__EXERCISE AIM__.
Copy each line where the word "Fixe" occurs.

* * *

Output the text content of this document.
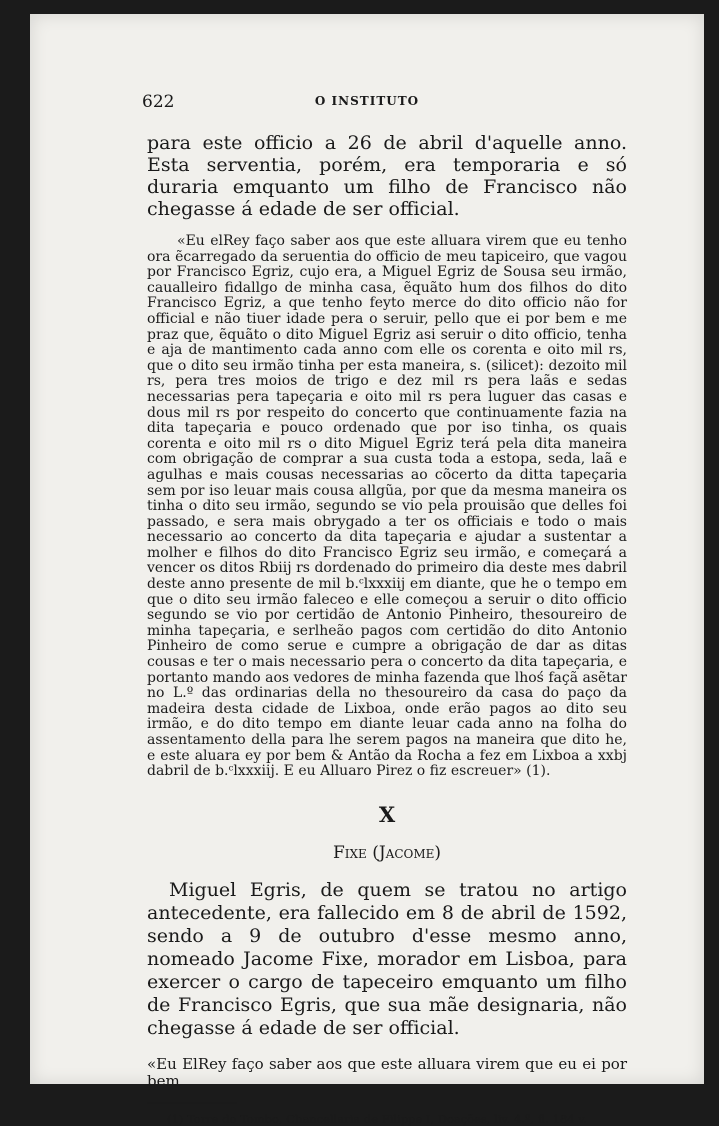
622	O INSTITUTO

para este officio a 26 de abril d'aquelle anno. Esta serventia, porém, era temporaria e só duraria emquanto um filho de Francisco não chegasse á edade de ser official.

«Eu elRey faço saber aos que este alluara virem que eu tenho ora ẽcarregado da seruentia do officio de meu tapiceiro, que vagou por Francisco Egriz, cujo era, a Miguel Egriz de Sousa seu irmão, caualleiro fidallgo de minha casa, ẽquãto hum dos filhos do dito Francisco Egriz, a que tenho feyto merce do dito officio não for official e não tiuer idade pera o seruir, pello que ei por bem e me praz que, ẽquãto o dito Miguel Egriz asi seruir o dito officio, tenha e aja de mantimento cada anno com elle os corenta e oito mil rs, que o dito seu irmão tinha per esta maneira, s. (silicet): dezoito mil rs, pera tres moios de trigo e dez mil rs pera laãs e sedas necessarias pera tapeçaria e oito mil rs pera luguer das casas e dous mil rs por respeito do concerto que continuamente fazia na dita tapeçaria e pouco ordenado que por iso tinha, os quais corenta e oito mil rs o dito Miguel Egriz terá pela dita maneira com obrigação de comprar a sua custa toda a estopa, seda, laã e agulhas e mais cousas necessarias ao cõcerto da ditta tapeçaria sem por iso leuar mais cousa allgũa, por que da mesma maneira os tinha o dito seu irmão, segundo se vio pela prouisão que delles foi passado, e sera mais obrygado a ter os officiais e todo o mais necessario ao concerto da dita tapeçaria e ajudar a sustentar a molher e filhos do dito Francisco Egriz seu irmão, e começará a vencer os ditos Rbiij rs dordenado do primeiro dia deste mes dabril deste anno presente de mil b.ᶜlxxxiij em diante, que he o tempo em que o dito seu irmão faleceo e elle começou a seruir o dito officio segundo se vio por certidão de Antonio Pinheiro, thesoureiro de minha tapeçaria, e serlheão pagos com certidão do dito Antonio Pinheiro de como serue e cumpre a obrigação de dar as ditas cousas e ter o mais necessario pera o concerto da dita tapeçaria, e portanto mando aos vedores de minha fazenda que lhoś façã asẽtar no L.º das ordinarias della no thesoureiro da casa do paço da madeira desta cidade de Lixboa, onde erão pagos ao dito seu irmão, e do dito tempo em diante leuar cada anno na folha do assentamento della para lhe serem pagos na maneira que dito he, e este aluara ey por bem & Antão da Rocha a fez em Lixboa a xxbj dabril de b.ᶜlxxxiij. E eu Alluaro Pirez o fiz escreuer» (1).

X
Fixe (Jacome)

Miguel Egris, de quem se tratou no artigo antecedente, era fallecido em 8 de abril de 1592, sendo a 9 de outubro d'esse mesmo anno, nomeado Jacome Fixe, morador em Lisboa, para exercer o cargo de tapeceiro emquanto um filho de Francisco Egris, que sua mãe designaria, não chegasse á edade de ser official.

«Eu ElRey faço saber aos que este alluara virem que eu ei por bem

(1) Torre do Tombo, Chancellaria de Filippe I, Doações, liv. 4.º, fl. 184 v.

* * *

__CORRECT ANSWER__.
Fixe (Jacome)
Miguel Egris, de quem se tratou no artigo antecedente, era fallecido em 8 de abril de 1592, sendo a 9 de outubro d'esse mesmo anno, nomeado Jacome Fixe, morador em Lisboa, para exercer o cargo de tapeceiro emquanto um filho de Francisco Egris, que sua mãe designaria, não chegasse á edade de ser official.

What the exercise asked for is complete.